### Task objective
Your task is to reproduce the entries below word for word.

### Exercise input

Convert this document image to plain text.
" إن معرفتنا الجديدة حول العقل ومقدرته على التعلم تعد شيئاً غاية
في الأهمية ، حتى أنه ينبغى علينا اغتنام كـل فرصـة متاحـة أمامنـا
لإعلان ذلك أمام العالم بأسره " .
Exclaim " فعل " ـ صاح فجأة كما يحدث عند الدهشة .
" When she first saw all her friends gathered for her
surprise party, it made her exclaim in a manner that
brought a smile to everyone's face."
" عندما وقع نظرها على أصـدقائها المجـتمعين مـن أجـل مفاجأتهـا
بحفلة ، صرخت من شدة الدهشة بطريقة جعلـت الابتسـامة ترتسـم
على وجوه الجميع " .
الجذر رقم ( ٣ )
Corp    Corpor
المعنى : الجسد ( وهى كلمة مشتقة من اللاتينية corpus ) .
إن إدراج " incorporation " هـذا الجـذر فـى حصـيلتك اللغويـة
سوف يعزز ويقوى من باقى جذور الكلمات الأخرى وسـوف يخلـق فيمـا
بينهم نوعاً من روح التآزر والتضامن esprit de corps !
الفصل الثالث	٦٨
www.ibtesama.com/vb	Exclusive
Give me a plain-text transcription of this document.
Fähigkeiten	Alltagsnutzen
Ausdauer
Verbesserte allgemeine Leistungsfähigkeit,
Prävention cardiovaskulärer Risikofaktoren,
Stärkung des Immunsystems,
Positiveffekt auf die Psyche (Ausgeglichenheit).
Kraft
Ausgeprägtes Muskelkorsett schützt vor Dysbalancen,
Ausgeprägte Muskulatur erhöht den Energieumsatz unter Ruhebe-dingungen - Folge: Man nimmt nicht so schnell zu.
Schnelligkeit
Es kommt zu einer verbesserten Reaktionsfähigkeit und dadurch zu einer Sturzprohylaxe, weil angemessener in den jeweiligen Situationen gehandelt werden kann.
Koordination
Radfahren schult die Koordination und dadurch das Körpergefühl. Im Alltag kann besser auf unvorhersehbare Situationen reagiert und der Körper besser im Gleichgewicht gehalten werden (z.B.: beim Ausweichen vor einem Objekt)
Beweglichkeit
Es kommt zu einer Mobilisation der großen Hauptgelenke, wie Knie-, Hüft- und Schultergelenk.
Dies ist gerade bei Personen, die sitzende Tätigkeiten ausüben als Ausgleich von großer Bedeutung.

### Solution to this problem
Convert this document image to plain text.
" إن معرفتنا الجديدة حول العقل ومقدرته على التعلم تعد شيئاً غاية
في الأهمية ، حتى أنه ينبغى علينا اغتنام كـل فرصـة متاحـة أمامنـا
لإعلان ذلك أمام العالم بأسره " .
Exclaim " فعل " ـ صاح فجأة كما يحدث عند الدهشة .
" When she first saw all her friends gathered for her
surprise party, it made her exclaim in a manner that
brought a smile to everyone's face."
" عندما وقع نظرها على أصـدقائها المجـتمعين مـن أجـل مفاجأتهـا
بحفلة ، صرخت من شدة الدهشة بطريقة جعلـت الابتسـامة ترتسـم
على وجوه الجميع " .
الجذر رقم ( ٣ )
Corp    Corpor
المعنى : الجسد ( وهى كلمة مشتقة من اللاتينية corpus ) .
إن إدراج " incorporation " هـذا الجـذر فـى حصـيلتك اللغويـة
سوف يعزز ويقوى من باقى جذور الكلمات الأخرى وسـوف يخلـق فيمـا
بينهم نوعاً من روح التآزر والتضامن esprit de corps !
الفصل الثالث	٦٨
www.ibtesama.com/vb	Exclusive
Give me a plain-text transcription of this document.
Fähigkeiten	Alltagsnutzen
Ausdauer
Verbesserte allgemeine Leistungsfähigkeit,
Prävention cardiovaskulärer Risikofaktoren,
Stärkung des Immunsystems,
Positiveffekt auf die Psyche (Ausgeglichenheit).
Kraft
Ausgeprägtes Muskelkorsett schützt vor Dysbalancen,
Ausgeprägte Muskulatur erhöht den Energieumsatz unter Ruhebe-dingungen - Folge: Man nimmt nicht so schnell zu.
Schnelligkeit
Es kommt zu einer verbesserten Reaktionsfähigkeit und dadurch zu einer Sturzprohylaxe, weil angemessener in den jeweiligen Situationen gehandelt werden kann.
Koordination
Radfahren schult die Koordination und dadurch das Körpergefühl. Im Alltag kann besser auf unvorhersehbare Situationen reagiert und der Körper besser im Gleichgewicht gehalten werden (z.B.: beim Ausweichen vor einem Objekt)
Beweglichkeit
Es kommt zu einer Mobilisation der großen Hauptgelenke, wie Knie-, Hüft- und Schultergelenk.
Dies ist gerade bei Personen, die sitzende Tätigkeiten ausüben als Ausgleich von großer Bedeutung.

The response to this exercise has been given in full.